- _Materials provided_:
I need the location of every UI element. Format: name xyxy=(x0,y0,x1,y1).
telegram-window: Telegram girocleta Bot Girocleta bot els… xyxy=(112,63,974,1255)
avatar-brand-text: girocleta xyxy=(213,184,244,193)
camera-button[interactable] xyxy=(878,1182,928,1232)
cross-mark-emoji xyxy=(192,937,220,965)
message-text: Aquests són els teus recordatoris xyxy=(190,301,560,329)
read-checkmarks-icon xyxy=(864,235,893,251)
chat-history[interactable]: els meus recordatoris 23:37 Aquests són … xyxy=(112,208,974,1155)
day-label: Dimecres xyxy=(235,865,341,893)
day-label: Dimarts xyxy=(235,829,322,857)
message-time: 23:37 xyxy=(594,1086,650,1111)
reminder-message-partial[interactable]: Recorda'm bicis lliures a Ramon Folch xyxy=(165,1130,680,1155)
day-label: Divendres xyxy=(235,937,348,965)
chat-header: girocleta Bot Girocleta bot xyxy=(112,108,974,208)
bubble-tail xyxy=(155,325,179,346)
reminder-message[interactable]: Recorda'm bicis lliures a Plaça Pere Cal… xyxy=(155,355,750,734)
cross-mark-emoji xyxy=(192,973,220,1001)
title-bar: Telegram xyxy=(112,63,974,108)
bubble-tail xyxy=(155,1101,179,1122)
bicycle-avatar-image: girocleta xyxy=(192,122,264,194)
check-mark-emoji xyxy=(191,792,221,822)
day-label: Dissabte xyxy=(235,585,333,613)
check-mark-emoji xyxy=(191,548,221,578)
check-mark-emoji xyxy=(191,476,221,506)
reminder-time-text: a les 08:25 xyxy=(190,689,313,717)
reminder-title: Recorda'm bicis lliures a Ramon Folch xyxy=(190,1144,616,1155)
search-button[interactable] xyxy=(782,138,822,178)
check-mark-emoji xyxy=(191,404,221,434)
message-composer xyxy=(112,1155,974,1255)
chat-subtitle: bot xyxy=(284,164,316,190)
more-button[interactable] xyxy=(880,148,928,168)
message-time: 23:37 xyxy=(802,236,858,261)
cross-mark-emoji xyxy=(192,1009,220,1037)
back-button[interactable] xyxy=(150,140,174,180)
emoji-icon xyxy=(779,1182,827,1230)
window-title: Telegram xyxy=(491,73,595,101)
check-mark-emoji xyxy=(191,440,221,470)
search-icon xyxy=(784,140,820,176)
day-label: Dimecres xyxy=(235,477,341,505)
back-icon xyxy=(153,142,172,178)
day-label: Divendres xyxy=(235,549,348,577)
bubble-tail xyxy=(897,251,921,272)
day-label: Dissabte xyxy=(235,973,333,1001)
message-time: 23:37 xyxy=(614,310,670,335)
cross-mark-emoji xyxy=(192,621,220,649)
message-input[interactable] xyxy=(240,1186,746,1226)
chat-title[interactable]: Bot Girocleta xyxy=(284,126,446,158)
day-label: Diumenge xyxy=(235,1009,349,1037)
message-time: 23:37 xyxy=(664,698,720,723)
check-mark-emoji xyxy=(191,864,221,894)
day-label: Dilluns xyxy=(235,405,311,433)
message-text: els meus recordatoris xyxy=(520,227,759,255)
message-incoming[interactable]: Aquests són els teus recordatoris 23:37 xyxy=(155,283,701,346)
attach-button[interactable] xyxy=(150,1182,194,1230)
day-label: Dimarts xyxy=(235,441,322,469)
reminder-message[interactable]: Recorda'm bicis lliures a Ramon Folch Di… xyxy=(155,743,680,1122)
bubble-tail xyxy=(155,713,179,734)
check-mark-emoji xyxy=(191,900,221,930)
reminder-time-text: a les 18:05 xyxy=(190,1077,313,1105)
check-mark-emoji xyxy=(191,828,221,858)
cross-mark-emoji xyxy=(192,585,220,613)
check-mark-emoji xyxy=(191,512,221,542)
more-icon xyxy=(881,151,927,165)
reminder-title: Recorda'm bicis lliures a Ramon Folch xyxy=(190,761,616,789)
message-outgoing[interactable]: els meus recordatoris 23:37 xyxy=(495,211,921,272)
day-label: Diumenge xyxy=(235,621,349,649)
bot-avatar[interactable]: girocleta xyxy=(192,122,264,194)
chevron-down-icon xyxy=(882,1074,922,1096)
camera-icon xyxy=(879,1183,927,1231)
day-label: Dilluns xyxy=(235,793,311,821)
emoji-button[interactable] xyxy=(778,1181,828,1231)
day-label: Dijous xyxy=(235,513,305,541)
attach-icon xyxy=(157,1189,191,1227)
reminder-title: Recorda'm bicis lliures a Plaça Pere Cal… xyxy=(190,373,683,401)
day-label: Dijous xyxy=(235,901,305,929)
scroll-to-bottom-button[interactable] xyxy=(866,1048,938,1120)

- _Request_: Copy every line of the entries above word for word, with no changes.

- _Completed task_:
I need the location of every UI element. Format: name xyxy=(x0,y0,x1,y1).
telegram-window: Telegram girocleta Bot Girocleta bot els… xyxy=(112,63,974,1255)
avatar-brand-text: girocleta xyxy=(213,184,244,193)
camera-button[interactable] xyxy=(878,1182,928,1232)
cross-mark-emoji xyxy=(192,937,220,965)
message-text: Aquests són els teus recordatoris xyxy=(190,301,560,329)
read-checkmarks-icon xyxy=(864,235,893,251)
chat-history[interactable]: els meus recordatoris 23:37 Aquests són … xyxy=(112,208,974,1155)
day-label: Dimecres xyxy=(235,865,341,893)
day-label: Dimarts xyxy=(235,829,322,857)
message-time: 23:37 xyxy=(594,1086,650,1111)
reminder-message-partial[interactable]: Recorda'm bicis lliures a Ramon Folch xyxy=(165,1130,680,1155)
day-label: Divendres xyxy=(235,937,348,965)
chat-header: girocleta Bot Girocleta bot xyxy=(112,108,974,208)
bubble-tail xyxy=(155,325,179,346)
reminder-message[interactable]: Recorda'm bicis lliures a Plaça Pere Cal… xyxy=(155,355,750,734)
cross-mark-emoji xyxy=(192,973,220,1001)
title-bar: Telegram xyxy=(112,63,974,108)
bubble-tail xyxy=(155,1101,179,1122)
bicycle-avatar-image: girocleta xyxy=(192,122,264,194)
check-mark-emoji xyxy=(191,792,221,822)
day-label: Dissabte xyxy=(235,585,333,613)
check-mark-emoji xyxy=(191,548,221,578)
check-mark-emoji xyxy=(191,476,221,506)
reminder-time-text: a les 08:25 xyxy=(190,689,313,717)
reminder-title: Recorda'm bicis lliures a Ramon Folch xyxy=(190,1144,616,1155)
search-button[interactable] xyxy=(782,138,822,178)
check-mark-emoji xyxy=(191,404,221,434)
message-composer xyxy=(112,1155,974,1255)
chat-subtitle: bot xyxy=(284,164,316,190)
more-button[interactable] xyxy=(880,148,928,168)
message-time: 23:37 xyxy=(802,236,858,261)
cross-mark-emoji xyxy=(192,1009,220,1037)
back-button[interactable] xyxy=(150,140,174,180)
emoji-icon xyxy=(779,1182,827,1230)
window-title: Telegram xyxy=(491,73,595,101)
check-mark-emoji xyxy=(191,440,221,470)
search-icon xyxy=(784,140,820,176)
day-label: Dimecres xyxy=(235,477,341,505)
back-icon xyxy=(153,142,172,178)
day-label: Divendres xyxy=(235,549,348,577)
bubble-tail xyxy=(897,251,921,272)
day-label: Dissabte xyxy=(235,973,333,1001)
message-time: 23:37 xyxy=(614,310,670,335)
cross-mark-emoji xyxy=(192,621,220,649)
message-input[interactable] xyxy=(240,1186,746,1226)
chat-title[interactable]: Bot Girocleta xyxy=(284,126,446,158)
day-label: Diumenge xyxy=(235,1009,349,1037)
message-time: 23:37 xyxy=(664,698,720,723)
check-mark-emoji xyxy=(191,864,221,894)
day-label: Dilluns xyxy=(235,405,311,433)
message-text: els meus recordatoris xyxy=(520,227,759,255)
message-incoming[interactable]: Aquests són els teus recordatoris 23:37 xyxy=(155,283,701,346)
attach-button[interactable] xyxy=(150,1182,194,1230)
day-label: Dimarts xyxy=(235,441,322,469)
reminder-message[interactable]: Recorda'm bicis lliures a Ramon Folch Di… xyxy=(155,743,680,1122)
bubble-tail xyxy=(155,713,179,734)
check-mark-emoji xyxy=(191,900,221,930)
reminder-time-text: a les 18:05 xyxy=(190,1077,313,1105)
check-mark-emoji xyxy=(191,828,221,858)
cross-mark-emoji xyxy=(192,585,220,613)
check-mark-emoji xyxy=(191,512,221,542)
more-icon xyxy=(881,151,927,165)
reminder-title: Recorda'm bicis lliures a Ramon Folch xyxy=(190,761,616,789)
message-outgoing[interactable]: els meus recordatoris 23:37 xyxy=(495,211,921,272)
day-label: Diumenge xyxy=(235,621,349,649)
bot-avatar[interactable]: girocleta xyxy=(192,122,264,194)
chevron-down-icon xyxy=(882,1074,922,1096)
camera-icon xyxy=(879,1183,927,1231)
day-label: Dilluns xyxy=(235,793,311,821)
emoji-button[interactable] xyxy=(778,1181,828,1231)
day-label: Dijous xyxy=(235,513,305,541)
attach-icon xyxy=(157,1189,191,1227)
reminder-title: Recorda'm bicis lliures a Plaça Pere Cal… xyxy=(190,373,683,401)
day-label: Dijous xyxy=(235,901,305,929)
scroll-to-bottom-button[interactable] xyxy=(866,1048,938,1120)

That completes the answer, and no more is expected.